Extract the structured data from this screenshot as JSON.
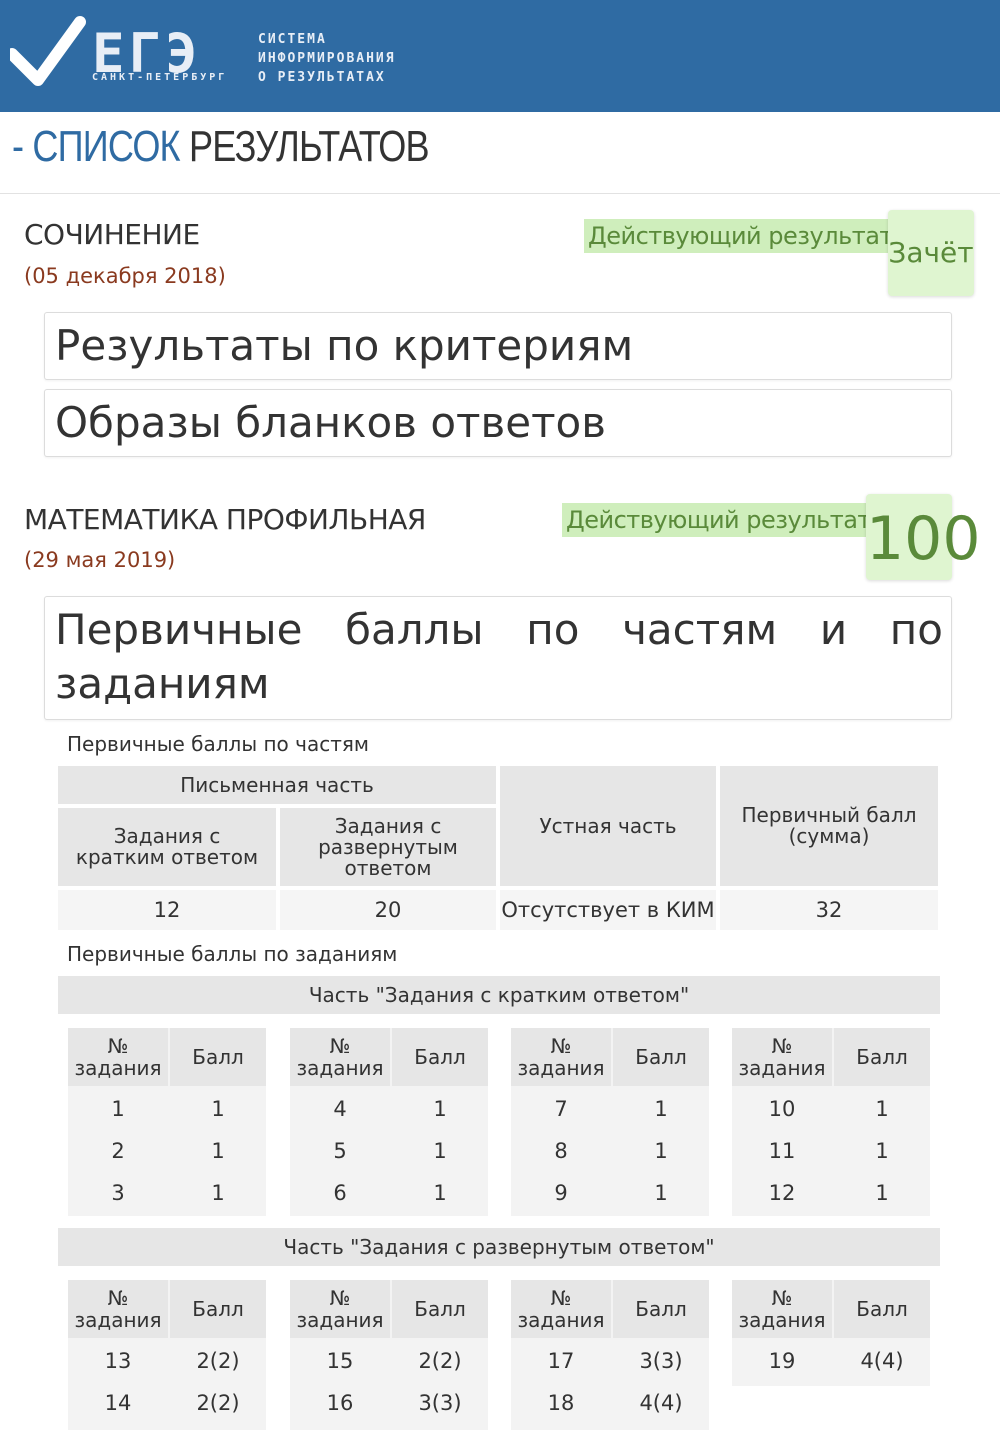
{
  "header": {
    "logo_text": "ЕГЭ",
    "logo_city": "САНКТ-ПЕТЕРБУРГ",
    "tagline": [
      "СИСТЕМА",
      "ИНФОРМИРОВАНИЯ",
      "О РЕЗУЛЬТАТАХ"
    ]
  },
  "page_title": {
    "dash": "-",
    "word1": "СПИСОК",
    "word2": "РЕЗУЛЬТАТОВ"
  },
  "exams": [
    {
      "name": "СОЧИНЕНИЕ",
      "date": "(05 декабря 2018)",
      "result_label": "Действующий результат",
      "result_value": "Зачёт",
      "panels": [
        "Результаты по критериям",
        "Образы бланков ответов"
      ]
    },
    {
      "name": "МАТЕМАТИКА ПРОФИЛЬНАЯ",
      "date": "(29 мая 2019)",
      "result_label": "Действующий результат",
      "result_value": "100",
      "panel_title_line1": [
        "Первичные",
        "баллы",
        "по",
        "частям",
        "и",
        "по"
      ],
      "panel_title_line2": "заданиям"
    }
  ],
  "parts": {
    "caption": "Первичные баллы по частям",
    "written_header": "Письменная часть",
    "short_header": "Задания с кратким ответом",
    "long_header": "Задания с развернутым ответом",
    "oral_header": "Устная часть",
    "sum_header": "Первичный балл (сумма)",
    "values": {
      "short": "12",
      "long": "20",
      "oral": "Отсутствует в КИМ",
      "sum": "32"
    }
  },
  "tasks": {
    "caption": "Первичные баллы по заданиям",
    "col_task": "№ задания",
    "col_score": "Балл",
    "short_part": {
      "title": "Часть \"Задания с кратким ответом\"",
      "groups": [
        [
          [
            "1",
            "1"
          ],
          [
            "2",
            "1"
          ],
          [
            "3",
            "1"
          ]
        ],
        [
          [
            "4",
            "1"
          ],
          [
            "5",
            "1"
          ],
          [
            "6",
            "1"
          ]
        ],
        [
          [
            "7",
            "1"
          ],
          [
            "8",
            "1"
          ],
          [
            "9",
            "1"
          ]
        ],
        [
          [
            "10",
            "1"
          ],
          [
            "11",
            "1"
          ],
          [
            "12",
            "1"
          ]
        ]
      ]
    },
    "long_part": {
      "title": "Часть \"Задания с развернутым ответом\"",
      "groups": [
        [
          [
            "13",
            "2(2)"
          ],
          [
            "14",
            "2(2)"
          ]
        ],
        [
          [
            "15",
            "2(2)"
          ],
          [
            "16",
            "3(3)"
          ]
        ],
        [
          [
            "17",
            "3(3)"
          ],
          [
            "18",
            "4(4)"
          ]
        ],
        [
          [
            "19",
            "4(4)"
          ]
        ]
      ]
    }
  },
  "colors": {
    "header_bg": "#2f6ba3",
    "accent_green": "#cfeebc",
    "date_color": "#8a3a1f"
  }
}
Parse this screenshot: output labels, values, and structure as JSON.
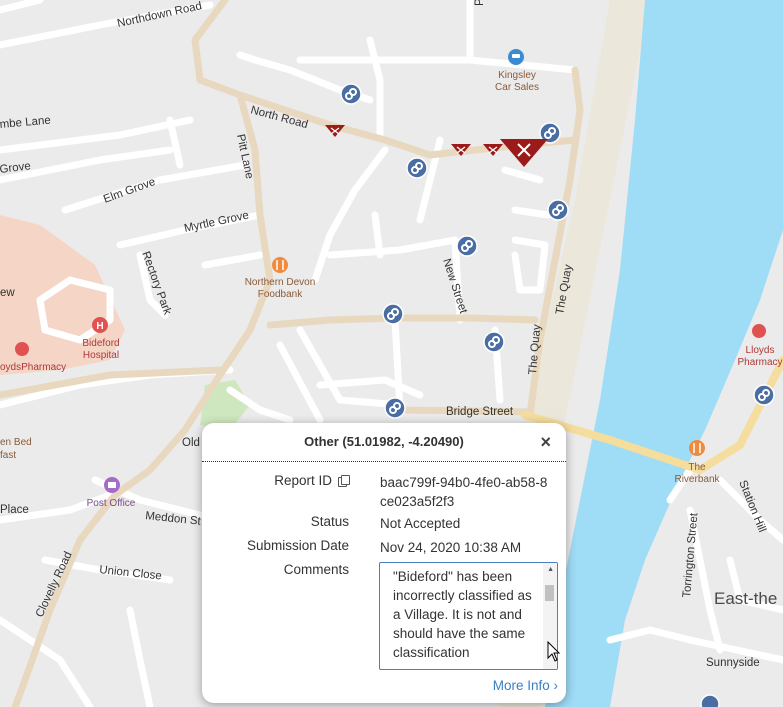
{
  "map": {
    "road_labels": {
      "northdown": "Northdown Road",
      "north": "North Road",
      "combe": "mbe Lane",
      "grove": "Grove",
      "elm": "Elm Grove",
      "myrtle": "Myrtle Grove",
      "pitt": "Pitt Lane",
      "rectory": "Rectory Park",
      "new_street": "New Street",
      "the_quay_a": "The Quay",
      "the_quay_b": "The Quay",
      "bridge": "Bridge Street",
      "old": "Old",
      "meddon": "Meddon St",
      "place": "Place",
      "union": "Union Close",
      "clovelly": "Clovelly Road",
      "torrington": "Torrington Street",
      "station_hill": "Station Hill",
      "sunnyside": "Sunnyside",
      "ew": "ew",
      "east": "East-the",
      "p": "P"
    },
    "poi_labels": {
      "kingsley": [
        "Kingsley",
        "Car Sales"
      ],
      "foodbank": [
        "Northern Devon",
        "Foodbank"
      ],
      "hospital": [
        "Bideford",
        "Hospital"
      ],
      "pharmacy_w": "oydsPharmacy",
      "pharmacy_e": [
        "Lloyds",
        "Pharmacy"
      ],
      "post_office": "Post Office",
      "riverbank": [
        "The",
        "Riverbank"
      ],
      "bed": [
        "en Bed",
        "fast"
      ]
    },
    "colors": {
      "land": "#ebebeb",
      "road": "#ffffff",
      "major_road": "#e8d8bf",
      "primary_road": "#f5dd9e",
      "water": "#9fdcf6",
      "shore": "#ece7db",
      "hospital_area": "#f4d5c6",
      "park": "#cfe7bf",
      "marker_blue": "#4a6ea3",
      "marker_red": "#9b1a1a",
      "accent_link": "#3a7fc4"
    },
    "icons": {
      "report_marker": "blue-wrench-marker-icon",
      "issue_marker": "red-triangle-x-marker-icon",
      "poi_car": "car-icon",
      "poi_food": "fork-knife-icon",
      "poi_hospital": "hospital-h-icon",
      "poi_pharmacy": "pharmacy-icon",
      "poi_post": "post-office-icon"
    }
  },
  "popup": {
    "title": "Other (51.01982, -4.20490)",
    "close_label": "×",
    "fields": {
      "report_id_label": "Report ID",
      "report_id_value": "baac799f-94b0-4fe0-ab58-8ce023a5f2f3",
      "status_label": "Status",
      "status_value": "Not Accepted",
      "submission_label": "Submission Date",
      "submission_value": "Nov 24, 2020 10:38 AM",
      "comments_label": "Comments",
      "comments_value": "\"Bideford\" has been incorrectly classified as a Village. It is not and should have the same classification"
    },
    "more_info": "More Info ›"
  }
}
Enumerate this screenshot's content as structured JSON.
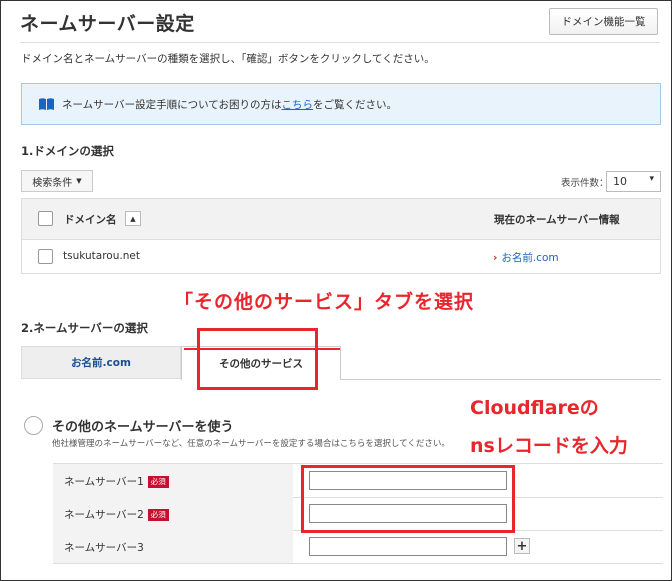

—————

YOUR TASK ▸ Copy out the data above exactly, except the pictures.

THE SOLUTION ▸
Extract the structured data from this screenshot as JSON.
{
  "header": {
    "logo_text": "ЕГЭ",
    "logo_city": "САНКТ-ПЕТЕРБУРГ",
    "tagline": [
      "СИСТЕМА",
      "ИНФОРМИРОВАНИЯ",
      "О РЕЗУЛЬТАТАХ"
    ]
  },
  "page_title": {
    "dash": "-",
    "word1": "СПИСОК",
    "word2": "РЕЗУЛЬТАТОВ"
  },
  "exams": [
    {
      "name": "СОЧИНЕНИЕ",
      "date": "(05 декабря 2018)",
      "result_label": "Действующий результат",
      "result_value": "Зачёт",
      "panels": [
        "Результаты по критериям",
        "Образы бланков ответов"
      ]
    },
    {
      "name": "МАТЕМАТИКА ПРОФИЛЬНАЯ",
      "date": "(29 мая 2019)",
      "result_label": "Действующий результат",
      "result_value": "100",
      "panel_title_line1": [
        "Первичные",
        "баллы",
        "по",
        "частям",
        "и",
        "по"
      ],
      "panel_title_line2": "заданиям"
    }
  ],
  "parts": {
    "caption": "Первичные баллы по частям",
    "written_header": "Письменная часть",
    "short_header": "Задания с кратким ответом",
    "long_header": "Задания с развернутым ответом",
    "oral_header": "Устная часть",
    "sum_header": "Первичный балл (сумма)",
    "values": {
      "short": "12",
      "long": "20",
      "oral": "Отсутствует в КИМ",
      "sum": "32"
    }
  },
  "tasks": {
    "caption": "Первичные баллы по заданиям",
    "col_task": "№ задания",
    "col_score": "Балл",
    "short_part": {
      "title": "Часть \"Задания с кратким ответом\"",
      "groups": [
        [
          [
            "1",
            "1"
          ],
          [
            "2",
            "1"
          ],
          [
            "3",
            "1"
          ]
        ],
        [
          [
            "4",
            "1"
          ],
          [
            "5",
            "1"
          ],
          [
            "6",
            "1"
          ]
        ],
        [
          [
            "7",
            "1"
          ],
          [
            "8",
            "1"
          ],
          [
            "9",
            "1"
          ]
        ],
        [
          [
            "10",
            "1"
          ],
          [
            "11",
            "1"
          ],
          [
            "12",
            "1"
          ]
        ]
      ]
    },
    "long_part": {
      "title": "Часть \"Задания с развернутым ответом\"",
      "groups": [
        [
          [
            "13",
            "2(2)"
          ],
          [
            "14",
            "2(2)"
          ]
        ],
        [
          [
            "15",
            "2(2)"
          ],
          [
            "16",
            "3(3)"
          ]
        ],
        [
          [
            "17",
            "3(3)"
          ],
          [
            "18",
            "4(4)"
          ]
        ],
        [
          [
            "19",
            "4(4)"
          ]
        ]
      ]
    }
  },
  "colors": {
    "header_bg": "#2f6ba3",
    "accent_green": "#cfeebc",
    "date_color": "#8a3a1f"
  }
}
Parse this screenshot: output labels, values, and structure as JSON.
{
  "map": {
    "road_labels": {
      "northdown": "Northdown Road",
      "north": "North Road",
      "combe": "mbe Lane",
      "grove": "Grove",
      "elm": "Elm Grove",
      "myrtle": "Myrtle Grove",
      "pitt": "Pitt Lane",
      "rectory": "Rectory Park",
      "new_street": "New Street",
      "the_quay_a": "The Quay",
      "the_quay_b": "The Quay",
      "bridge": "Bridge Street",
      "old": "Old",
      "meddon": "Meddon St",
      "place": "Place",
      "union": "Union Close",
      "clovelly": "Clovelly Road",
      "torrington": "Torrington Street",
      "station_hill": "Station Hill",
      "sunnyside": "Sunnyside",
      "ew": "ew",
      "east": "East-the",
      "p": "P"
    },
    "poi_labels": {
      "kingsley": [
        "Kingsley",
        "Car Sales"
      ],
      "foodbank": [
        "Northern Devon",
        "Foodbank"
      ],
      "hospital": [
        "Bideford",
        "Hospital"
      ],
      "pharmacy_w": "oydsPharmacy",
      "pharmacy_e": [
        "Lloyds",
        "Pharmacy"
      ],
      "post_office": "Post Office",
      "riverbank": [
        "The",
        "Riverbank"
      ],
      "bed": [
        "en Bed",
        "fast"
      ]
    },
    "colors": {
      "land": "#ebebeb",
      "road": "#ffffff",
      "major_road": "#e8d8bf",
      "primary_road": "#f5dd9e",
      "water": "#9fdcf6",
      "shore": "#ece7db",
      "hospital_area": "#f4d5c6",
      "park": "#cfe7bf",
      "marker_blue": "#4a6ea3",
      "marker_red": "#9b1a1a",
      "accent_link": "#3a7fc4"
    },
    "icons": {
      "report_marker": "blue-wrench-marker-icon",
      "issue_marker": "red-triangle-x-marker-icon",
      "poi_car": "car-icon",
      "poi_food": "fork-knife-icon",
      "poi_hospital": "hospital-h-icon",
      "poi_pharmacy": "pharmacy-icon",
      "poi_post": "post-office-icon"
    }
  },
  "popup": {
    "title": "Other (51.01982, -4.20490)",
    "close_label": "×",
    "fields": {
      "report_id_label": "Report ID",
      "report_id_value": "baac799f-94b0-4fe0-ab58-8ce023a5f2f3",
      "status_label": "Status",
      "status_value": "Not Accepted",
      "submission_label": "Submission Date",
      "submission_value": "Nov 24, 2020 10:38 AM",
      "comments_label": "Comments",
      "comments_value": "\"Bideford\" has been incorrectly classified as a Village. It is not and should have the same classification"
    },
    "more_info": "More Info ›"
  }
}
Enumerate this screenshot's content as structured JSON.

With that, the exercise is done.